■ Exercise data

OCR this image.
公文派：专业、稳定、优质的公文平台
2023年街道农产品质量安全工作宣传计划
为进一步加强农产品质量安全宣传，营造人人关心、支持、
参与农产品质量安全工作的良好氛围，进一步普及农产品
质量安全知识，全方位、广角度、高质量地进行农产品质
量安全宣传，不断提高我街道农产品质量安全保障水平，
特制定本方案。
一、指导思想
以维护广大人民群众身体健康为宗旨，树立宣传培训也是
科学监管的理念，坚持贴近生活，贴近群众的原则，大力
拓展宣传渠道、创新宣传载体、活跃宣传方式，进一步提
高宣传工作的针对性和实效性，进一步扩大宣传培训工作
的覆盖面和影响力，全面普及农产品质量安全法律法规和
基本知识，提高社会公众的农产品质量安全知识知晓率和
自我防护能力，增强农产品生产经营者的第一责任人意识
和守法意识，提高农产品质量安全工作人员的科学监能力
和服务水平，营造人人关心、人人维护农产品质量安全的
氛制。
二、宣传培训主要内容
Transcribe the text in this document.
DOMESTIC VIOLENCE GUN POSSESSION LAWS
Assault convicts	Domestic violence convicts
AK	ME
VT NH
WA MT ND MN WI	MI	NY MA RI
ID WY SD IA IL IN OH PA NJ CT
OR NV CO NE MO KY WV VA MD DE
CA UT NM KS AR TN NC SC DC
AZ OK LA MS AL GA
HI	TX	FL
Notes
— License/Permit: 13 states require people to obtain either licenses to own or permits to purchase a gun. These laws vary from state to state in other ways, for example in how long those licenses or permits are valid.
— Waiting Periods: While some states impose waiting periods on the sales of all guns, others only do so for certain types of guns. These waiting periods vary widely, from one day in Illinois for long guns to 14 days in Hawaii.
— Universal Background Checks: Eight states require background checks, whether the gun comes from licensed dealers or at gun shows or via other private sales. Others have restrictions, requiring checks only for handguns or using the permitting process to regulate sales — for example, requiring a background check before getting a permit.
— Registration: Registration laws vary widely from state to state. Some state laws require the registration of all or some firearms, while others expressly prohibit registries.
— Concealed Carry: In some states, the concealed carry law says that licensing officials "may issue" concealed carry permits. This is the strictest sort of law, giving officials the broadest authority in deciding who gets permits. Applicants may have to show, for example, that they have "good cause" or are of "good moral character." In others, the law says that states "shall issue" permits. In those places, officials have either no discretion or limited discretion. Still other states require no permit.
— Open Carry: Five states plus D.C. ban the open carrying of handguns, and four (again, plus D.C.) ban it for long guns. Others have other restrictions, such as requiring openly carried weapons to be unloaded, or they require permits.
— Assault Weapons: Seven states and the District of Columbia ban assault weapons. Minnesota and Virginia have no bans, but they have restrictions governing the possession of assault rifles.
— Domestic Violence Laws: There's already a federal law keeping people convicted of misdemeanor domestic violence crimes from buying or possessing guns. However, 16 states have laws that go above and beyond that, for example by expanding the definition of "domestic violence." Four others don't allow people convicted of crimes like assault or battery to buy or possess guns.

■ Given task
Identify and list each line with the word "people".

■ Exercise answer
— License/Permit: 13 states require people to obtain either licenses to own or permits to purchase a gun. These laws vary from state to state in other ways, for example in how long those licenses or permits are valid.
— Domestic Violence Laws: There's already a federal law keeping people convicted of misdemeanor domestic violence crimes from buying or possessing guns. However, 16 states have laws that go above and beyond that, for example by expanding the definition of "domestic violence." Four others don't allow people convicted of crimes like assault or battery to buy or possess guns.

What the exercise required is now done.